## Stored entries
╭──

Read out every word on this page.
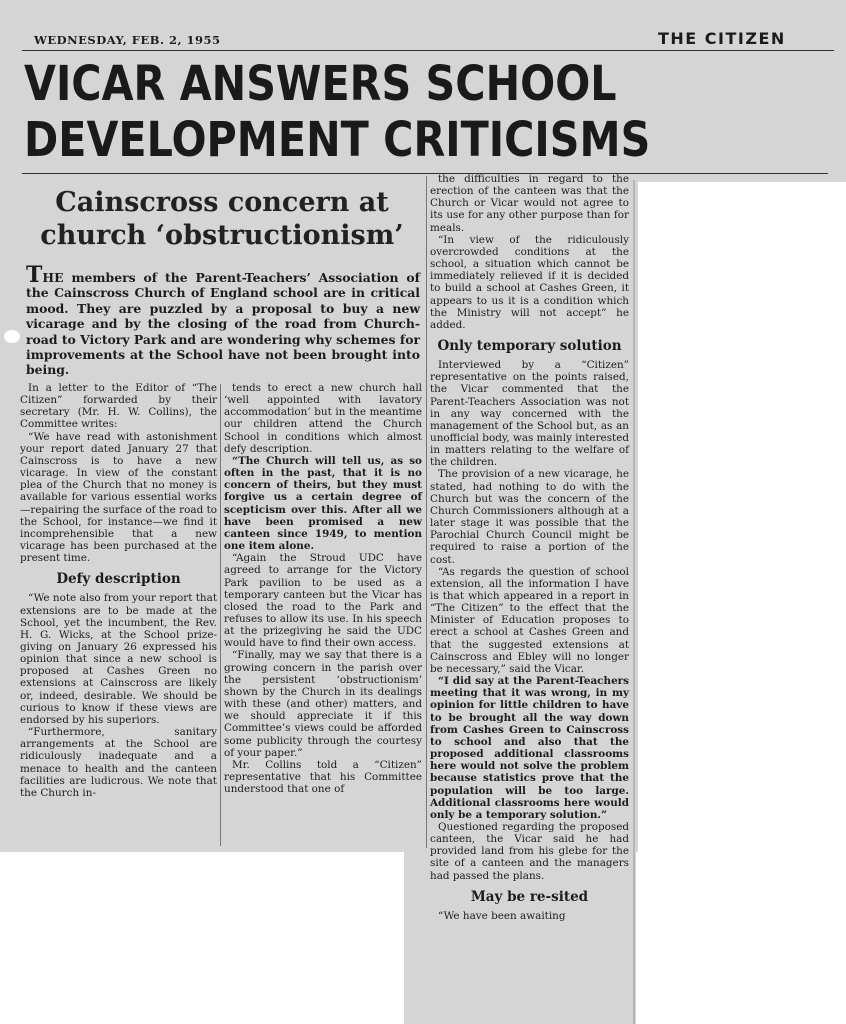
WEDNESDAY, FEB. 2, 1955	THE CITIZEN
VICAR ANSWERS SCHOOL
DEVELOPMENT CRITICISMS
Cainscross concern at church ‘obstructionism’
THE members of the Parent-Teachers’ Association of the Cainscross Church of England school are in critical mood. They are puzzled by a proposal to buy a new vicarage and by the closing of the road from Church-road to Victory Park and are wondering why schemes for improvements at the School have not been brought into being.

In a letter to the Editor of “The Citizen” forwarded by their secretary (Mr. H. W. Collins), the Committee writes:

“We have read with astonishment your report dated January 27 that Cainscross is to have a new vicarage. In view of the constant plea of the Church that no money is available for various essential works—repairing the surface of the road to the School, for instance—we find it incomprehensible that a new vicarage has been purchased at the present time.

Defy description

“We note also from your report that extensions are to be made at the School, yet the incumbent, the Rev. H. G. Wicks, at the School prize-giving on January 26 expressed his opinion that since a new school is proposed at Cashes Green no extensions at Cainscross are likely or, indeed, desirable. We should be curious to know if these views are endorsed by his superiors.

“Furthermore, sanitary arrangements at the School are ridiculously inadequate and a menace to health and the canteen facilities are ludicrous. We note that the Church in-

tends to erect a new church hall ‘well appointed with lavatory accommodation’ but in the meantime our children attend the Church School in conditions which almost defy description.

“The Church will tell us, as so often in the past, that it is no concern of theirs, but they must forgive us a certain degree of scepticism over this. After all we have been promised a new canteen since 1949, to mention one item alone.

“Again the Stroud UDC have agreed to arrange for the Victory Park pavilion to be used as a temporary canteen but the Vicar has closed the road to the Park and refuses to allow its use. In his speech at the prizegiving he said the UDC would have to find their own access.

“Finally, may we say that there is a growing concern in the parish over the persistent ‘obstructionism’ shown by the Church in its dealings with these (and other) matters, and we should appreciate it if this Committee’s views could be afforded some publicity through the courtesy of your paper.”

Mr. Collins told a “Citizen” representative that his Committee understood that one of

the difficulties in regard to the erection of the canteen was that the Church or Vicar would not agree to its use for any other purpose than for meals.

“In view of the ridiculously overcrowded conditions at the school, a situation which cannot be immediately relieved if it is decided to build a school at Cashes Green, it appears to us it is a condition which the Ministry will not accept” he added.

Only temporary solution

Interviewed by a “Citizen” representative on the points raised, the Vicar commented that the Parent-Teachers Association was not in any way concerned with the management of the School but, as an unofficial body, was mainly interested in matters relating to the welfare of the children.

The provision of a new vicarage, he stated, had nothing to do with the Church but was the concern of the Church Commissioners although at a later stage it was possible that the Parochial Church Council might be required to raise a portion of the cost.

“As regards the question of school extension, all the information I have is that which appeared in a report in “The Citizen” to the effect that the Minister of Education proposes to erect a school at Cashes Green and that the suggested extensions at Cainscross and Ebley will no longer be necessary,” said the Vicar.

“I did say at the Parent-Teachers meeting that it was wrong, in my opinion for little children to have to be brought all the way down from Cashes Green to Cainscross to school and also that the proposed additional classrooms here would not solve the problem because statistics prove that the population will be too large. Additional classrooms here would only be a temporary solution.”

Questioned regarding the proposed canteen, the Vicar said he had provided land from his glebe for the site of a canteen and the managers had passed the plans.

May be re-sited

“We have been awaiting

╰──
╭──

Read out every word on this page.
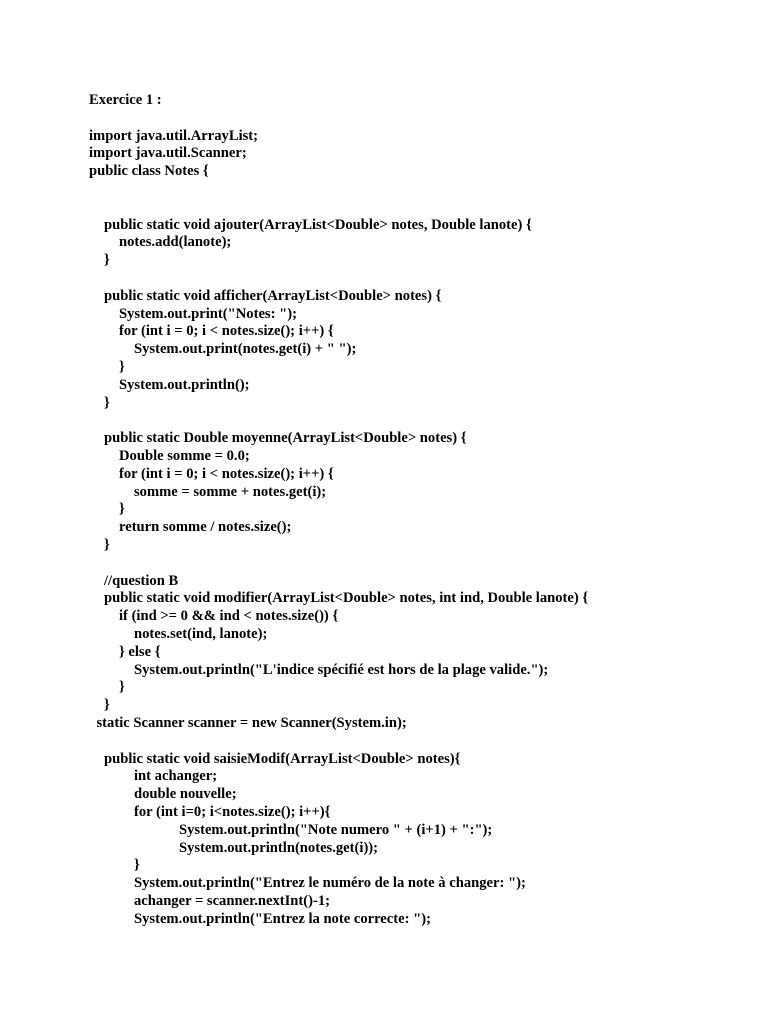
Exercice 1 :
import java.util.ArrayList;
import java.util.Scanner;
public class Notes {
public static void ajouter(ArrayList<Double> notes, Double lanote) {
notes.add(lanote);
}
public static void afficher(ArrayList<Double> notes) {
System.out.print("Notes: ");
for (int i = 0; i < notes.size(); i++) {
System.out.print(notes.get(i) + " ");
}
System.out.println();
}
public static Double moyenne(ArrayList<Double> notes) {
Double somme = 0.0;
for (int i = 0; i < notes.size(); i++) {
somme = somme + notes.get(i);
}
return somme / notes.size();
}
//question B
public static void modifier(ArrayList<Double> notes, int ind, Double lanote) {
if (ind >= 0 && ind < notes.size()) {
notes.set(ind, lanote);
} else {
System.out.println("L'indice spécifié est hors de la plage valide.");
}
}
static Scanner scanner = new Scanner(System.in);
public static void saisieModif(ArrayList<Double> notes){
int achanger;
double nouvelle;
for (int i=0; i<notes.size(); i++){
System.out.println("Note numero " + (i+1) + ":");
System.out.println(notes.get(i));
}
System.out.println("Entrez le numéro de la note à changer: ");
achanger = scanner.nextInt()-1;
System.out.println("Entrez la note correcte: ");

╰──

## Short task
Search the data for "void". Copy every matching line.

## Solved problem
public static void ajouter(ArrayList<Double> notes, Double lanote) {
public static void afficher(ArrayList<Double> notes) {
public static void modifier(ArrayList<Double> notes, int ind, Double lanote) {
public static void saisieModif(ArrayList<Double> notes){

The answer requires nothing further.